* START MATERIAL PROVIDED *
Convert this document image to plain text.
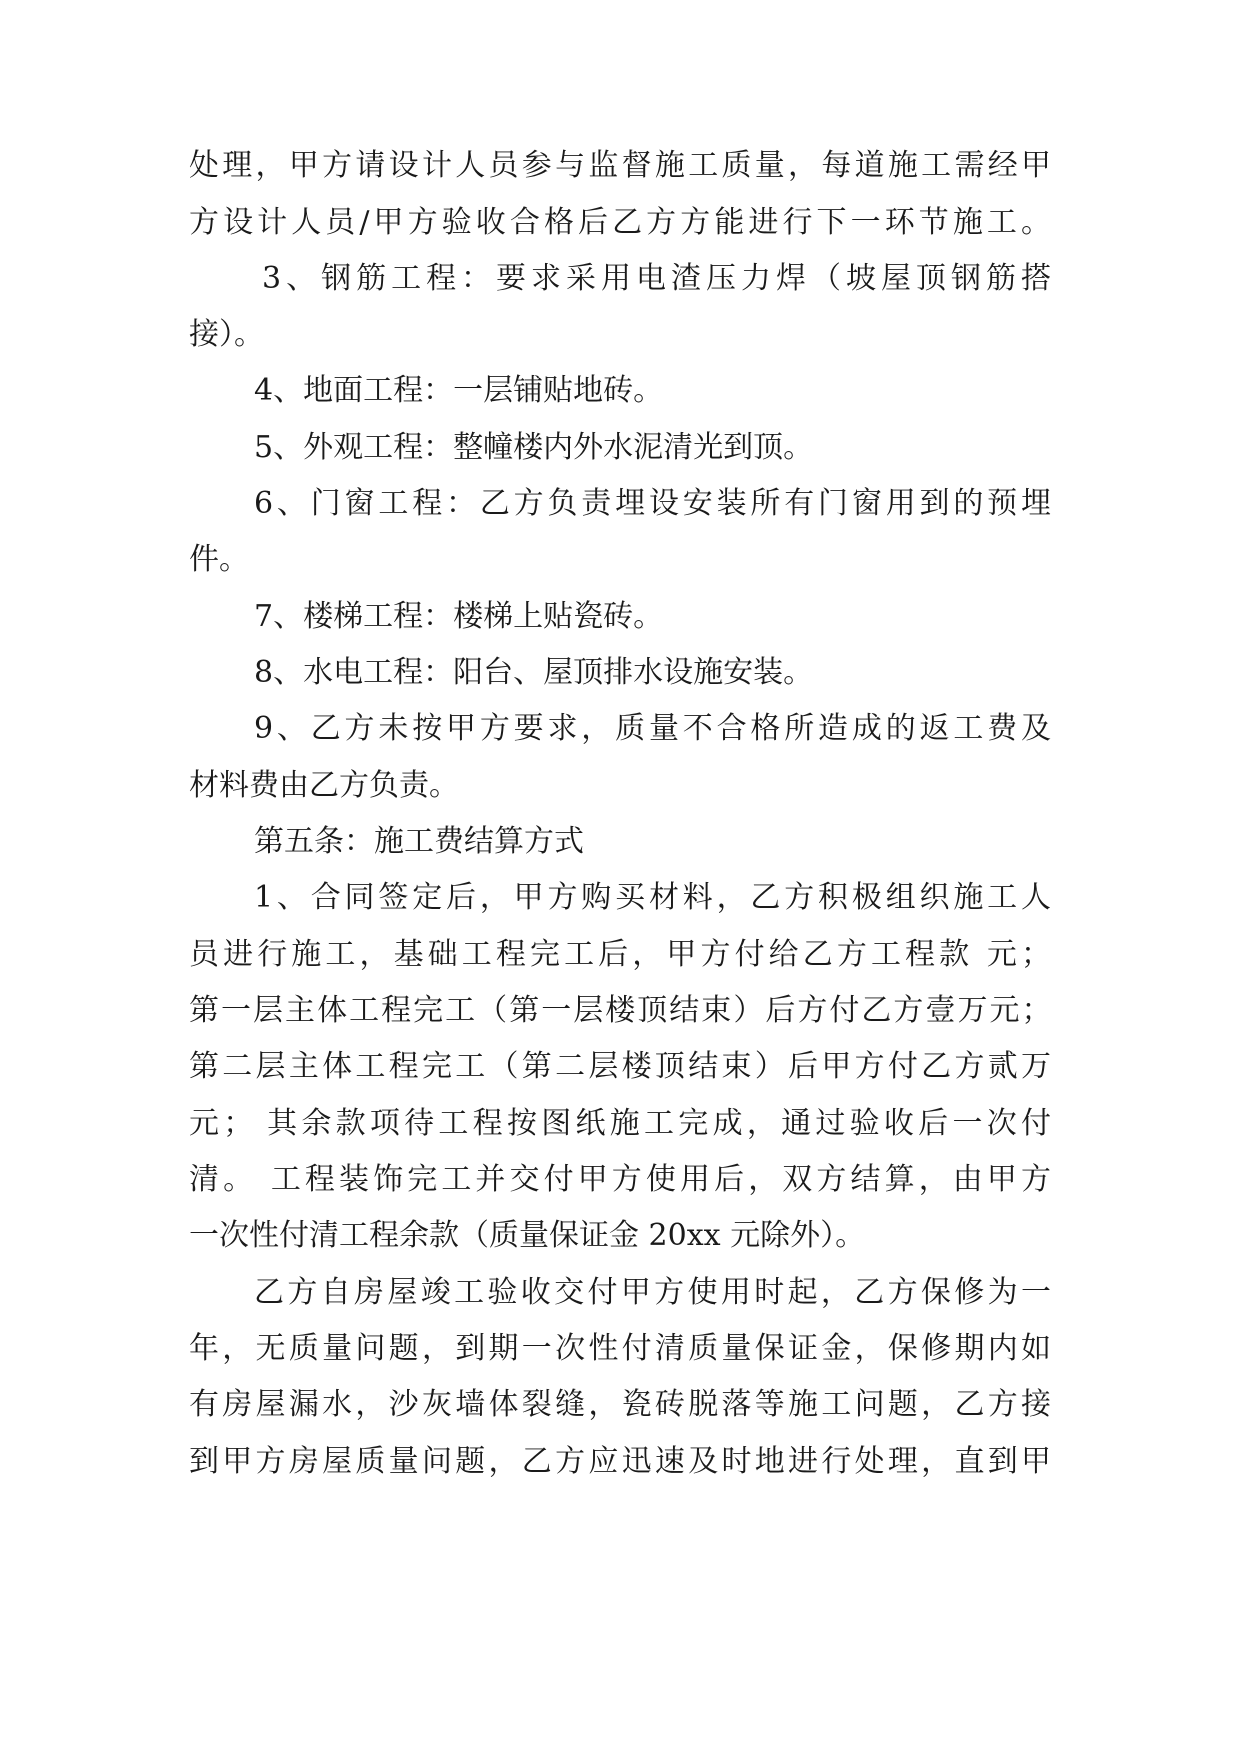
处理，甲方请设计人员参与监督施工质量，每道施工需经甲
方设计人员/甲方验收合格后乙方方能进行下一环节施工。
3、钢筋工程：要求采用电渣压力焊（坡屋顶钢筋搭
接）。
4、地面工程：一层铺贴地砖。
5、外观工程：整幢楼内外水泥清光到顶。
6、门窗工程：乙方负责埋设安装所有门窗用到的预埋
件。
7、楼梯工程：楼梯上贴瓷砖。
8、水电工程：阳台、屋顶排水设施安装。
9、乙方未按甲方要求，质量不合格所造成的返工费及
材料费由乙方负责。
第五条：施工费结算方式
1、合同签定后，甲方购买材料，乙方积极组织施工人
员进行施工，基础工程完工后，甲方付给乙方工程款 元；
第一层主体工程完工（第一层楼顶结束）后方付乙方壹万元；
第二层主体工程完工（第二层楼顶结束）后甲方付乙方贰万
元； 其余款项待工程按图纸施工完成，通过验收后一次付
清。 工程装饰完工并交付甲方使用后，双方结算，由甲方
一次性付清工程余款（质量保证金 20xx 元除外）。
乙方自房屋竣工验收交付甲方使用时起，乙方保修为一
年，无质量问题，到期一次性付清质量保证金，保修期内如
有房屋漏水，沙灰墙体裂缝，瓷砖脱落等施工问题，乙方接
到甲方房屋质量问题，乙方应迅速及时地进行处理，直到甲
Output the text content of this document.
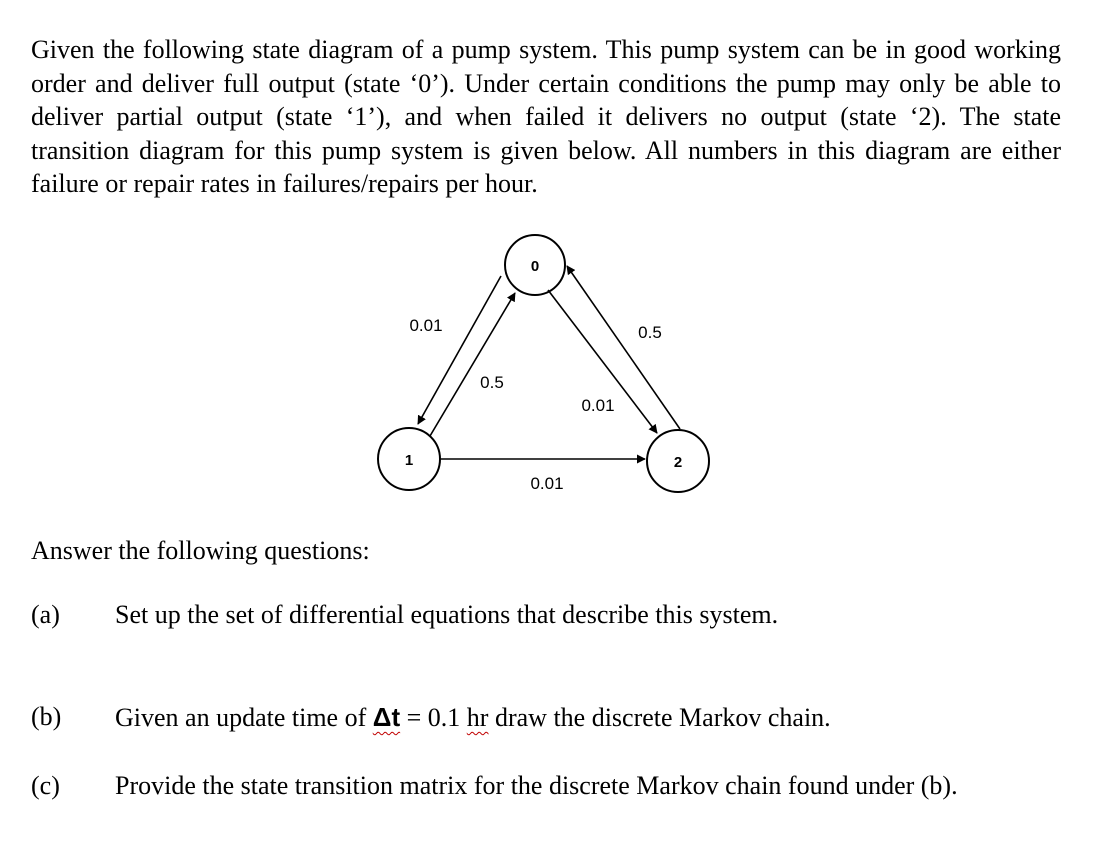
Given the following state diagram of a pump system. This pump system can be in good working order and deliver full output (state ‘0’). Under certain conditions the pump may only be able to deliver partial output (state ‘1’), and when failed it delivers no output (state ‘2). The state transition diagram for this pump system is given below. All numbers in this diagram are either failure or repair rates in failures/repairs per hour.

0
1	2
0.01
0.5
0.5
0.01
0.01

Answer the following questions:

(a) Set up the set of differential equations that describe this system.
(b) Given an update time of Δt = 0.1 hr draw the discrete Markov chain.
(c) Provide the state transition matrix for the discrete Markov chain found under (b).
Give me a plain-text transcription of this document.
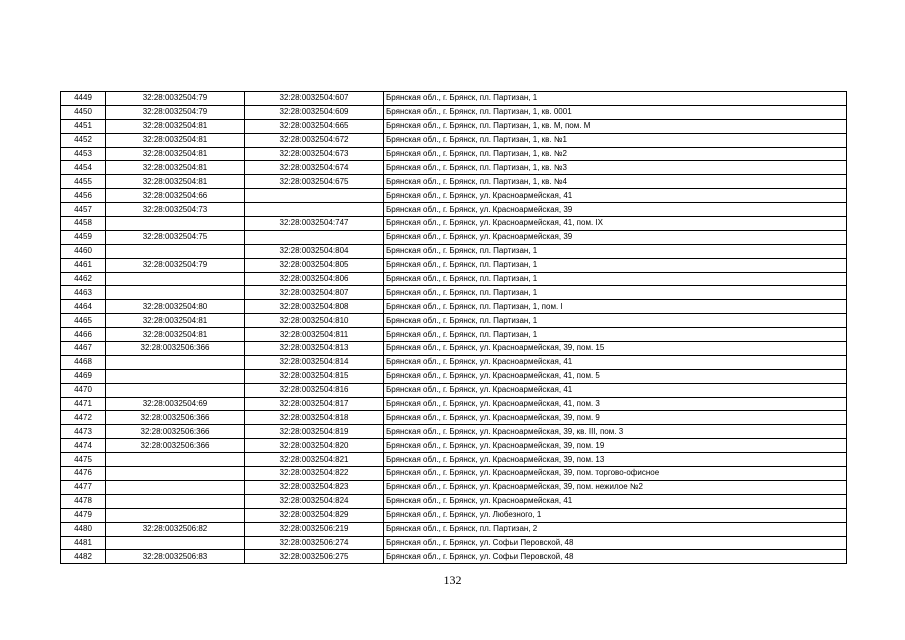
4449	32:28:0032504:79	32:28:0032504:607	Брянская обл., г. Брянск, пл. Партизан, 1
4450	32:28:0032504:79	32:28:0032504:609	Брянская обл., г. Брянск, пл. Партизан, 1, кв. 0001
4451	32:28:0032504:81	32:28:0032504:665	Брянская обл., г. Брянск, пл. Партизан, 1, кв. М, пом. М
4452	32:28:0032504:81	32:28:0032504:672	Брянская обл., г. Брянск, пл. Партизан, 1, кв. №1
4453	32:28:0032504:81	32:28:0032504:673	Брянская обл., г. Брянск, пл. Партизан, 1, кв. №2
4454	32:28:0032504:81	32:28:0032504:674	Брянская обл., г. Брянск, пл. Партизан, 1, кв. №3
4455	32:28:0032504:81	32:28:0032504:675	Брянская обл., г. Брянск, пл. Партизан, 1, кв. №4
4456	32:28:0032504:66		Брянская обл., г. Брянск, ул. Красноармейская, 41
4457	32:28:0032504:73		Брянская обл., г. Брянск, ул. Красноармейская, 39
4458		32:28:0032504:747	Брянская обл., г. Брянск, ул. Красноармейская, 41, пом. IX
4459	32:28:0032504:75		Брянская обл., г. Брянск, ул. Красноармейская, 39
4460		32:28:0032504:804	Брянская обл., г. Брянск, пл. Партизан, 1
4461	32:28:0032504:79	32:28:0032504:805	Брянская обл., г. Брянск, пл. Партизан, 1
4462		32:28:0032504:806	Брянская обл., г. Брянск, пл. Партизан, 1
4463		32:28:0032504:807	Брянская обл., г. Брянск, пл. Партизан, 1
4464	32:28:0032504:80	32:28:0032504:808	Брянская обл., г. Брянск, пл. Партизан, 1, пом. I
4465	32:28:0032504:81	32:28:0032504:810	Брянская обл., г. Брянск, пл. Партизан, 1
4466	32:28:0032504:81	32:28:0032504:811	Брянская обл., г. Брянск, пл. Партизан, 1
4467	32:28:0032506:366	32:28:0032504:813	Брянская обл., г. Брянск, ул. Красноармейская, 39, пом. 15
4468		32:28:0032504:814	Брянская обл., г. Брянск, ул. Красноармейская, 41
4469		32:28:0032504:815	Брянская обл., г. Брянск, ул. Красноармейская, 41, пом. 5
4470		32:28:0032504:816	Брянская обл., г. Брянск, ул. Красноармейская, 41
4471	32:28:0032504:69	32:28:0032504:817	Брянская обл., г. Брянск, ул. Красноармейская, 41, пом. 3
4472	32:28:0032506:366	32:28:0032504:818	Брянская обл., г. Брянск, ул. Красноармейская, 39, пом. 9
4473	32:28:0032506:366	32:28:0032504:819	Брянская обл., г. Брянск, ул. Красноармейская, 39, кв. III, пом. 3
4474	32:28:0032506:366	32:28:0032504:820	Брянская обл., г. Брянск, ул. Красноармейская, 39, пом. 19
4475		32:28:0032504:821	Брянская обл., г. Брянск, ул. Красноармейская, 39, пом. 13
4476		32:28:0032504:822	Брянская обл., г. Брянск, ул. Красноармейская, 39, пом. торгово-офисное
4477		32:28:0032504:823	Брянская обл., г. Брянск, ул. Красноармейская, 39, пом. нежилое №2
4478		32:28:0032504:824	Брянская обл., г. Брянск, ул. Красноармейская, 41
4479		32:28:0032504:829	Брянская обл., г. Брянск, ул. Любезного, 1
4480	32:28:0032506:82	32:28:0032506:219	Брянская обл., г. Брянск, пл. Партизан, 2
4481		32:28:0032506:274	Брянская обл., г. Брянск, ул. Софьи Перовской, 48
4482	32:28:0032506:83	32:28:0032506:275	Брянская обл., г. Брянск, ул. Софьи Перовской, 48
132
* END MATERIAL PROVIDED *
WHAT IS EXPECTED. For the string "Markov", count the lines of the entries above that include it; answer with the number only.

TASK RESULT. 2